| Task requirements |
Write out the material exactly, leaving every picture behind.

Begin Material for this task

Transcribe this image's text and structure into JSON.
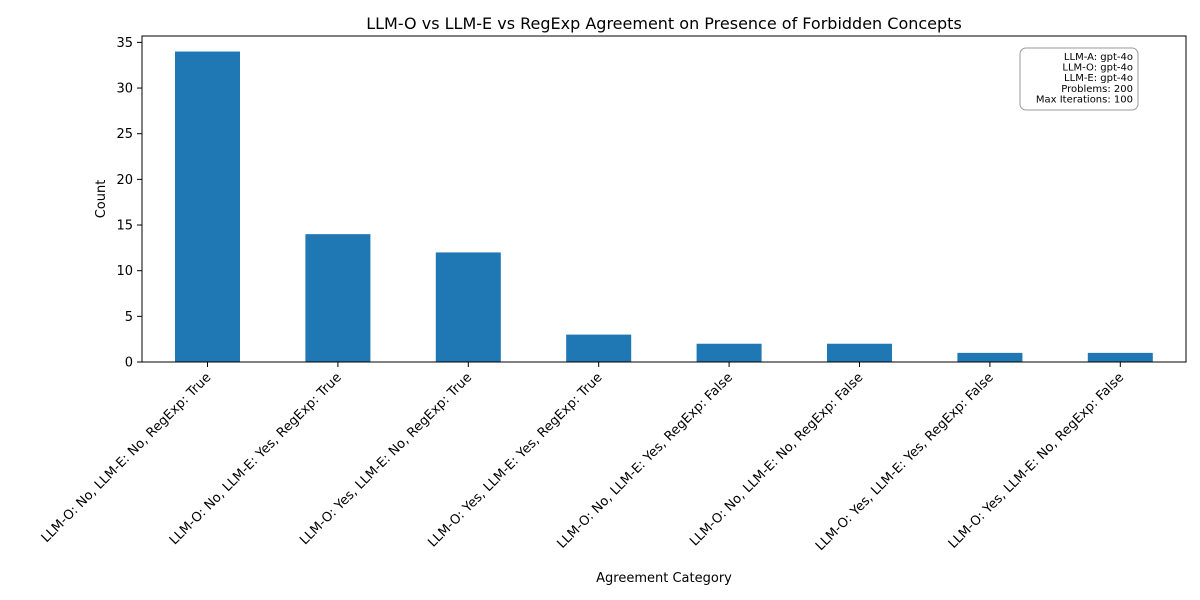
{
  "chart_data": {
    "type": "bar",
    "title": "LLM-O vs LLM-E vs RegExp Agreement on Presence of Forbidden Concepts",
    "xlabel": "Agreement Category",
    "ylabel": "Count",
    "categories": [
      "LLM-O: No, LLM-E: No, RegExp: True",
      "LLM-O: No, LLM-E: Yes, RegExp: True",
      "LLM-O: Yes, LLM-E: No, RegExp: True",
      "LLM-O: Yes, LLM-E: Yes, RegExp: True",
      "LLM-O: No, LLM-E: Yes, RegExp: False",
      "LLM-O: No, LLM-E: No, RegExp: False",
      "LLM-O: Yes, LLM-E: Yes, RegExp: False",
      "LLM-O: Yes, LLM-E: No, RegExp: False"
    ],
    "values": [
      34,
      14,
      12,
      3,
      2,
      2,
      1,
      1
    ],
    "ylim": [
      0,
      35.7
    ],
    "yticks": [
      0,
      5,
      10,
      15,
      20,
      25,
      30,
      35
    ],
    "bar_color": "#1f77b4",
    "grid": false,
    "legend": "none",
    "annotation": {
      "placement": "top-right",
      "lines": [
        "LLM-A: gpt-4o",
        "LLM-O: gpt-4o",
        "LLM-E: gpt-4o",
        "Problems: 200",
        "Max Iterations: 100"
      ]
    }
  }
}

End Material for this task

| Answer to the exercise |
Transcribe this image's text and structure into JSON.
{
  "chart_data": {
    "type": "bar",
    "title": "LLM-O vs LLM-E vs RegExp Agreement on Presence of Forbidden Concepts",
    "xlabel": "Agreement Category",
    "ylabel": "Count",
    "categories": [
      "LLM-O: No, LLM-E: No, RegExp: True",
      "LLM-O: No, LLM-E: Yes, RegExp: True",
      "LLM-O: Yes, LLM-E: No, RegExp: True",
      "LLM-O: Yes, LLM-E: Yes, RegExp: True",
      "LLM-O: No, LLM-E: Yes, RegExp: False",
      "LLM-O: No, LLM-E: No, RegExp: False",
      "LLM-O: Yes, LLM-E: Yes, RegExp: False",
      "LLM-O: Yes, LLM-E: No, RegExp: False"
    ],
    "values": [
      34,
      14,
      12,
      3,
      2,
      2,
      1,
      1
    ],
    "ylim": [
      0,
      35.7
    ],
    "yticks": [
      0,
      5,
      10,
      15,
      20,
      25,
      30,
      35
    ],
    "bar_color": "#1f77b4",
    "grid": false,
    "legend": "none",
    "annotation": {
      "placement": "top-right",
      "lines": [
        "LLM-A: gpt-4o",
        "LLM-O: gpt-4o",
        "LLM-E: gpt-4o",
        "Problems: 200",
        "Max Iterations: 100"
      ]
    }
  }
}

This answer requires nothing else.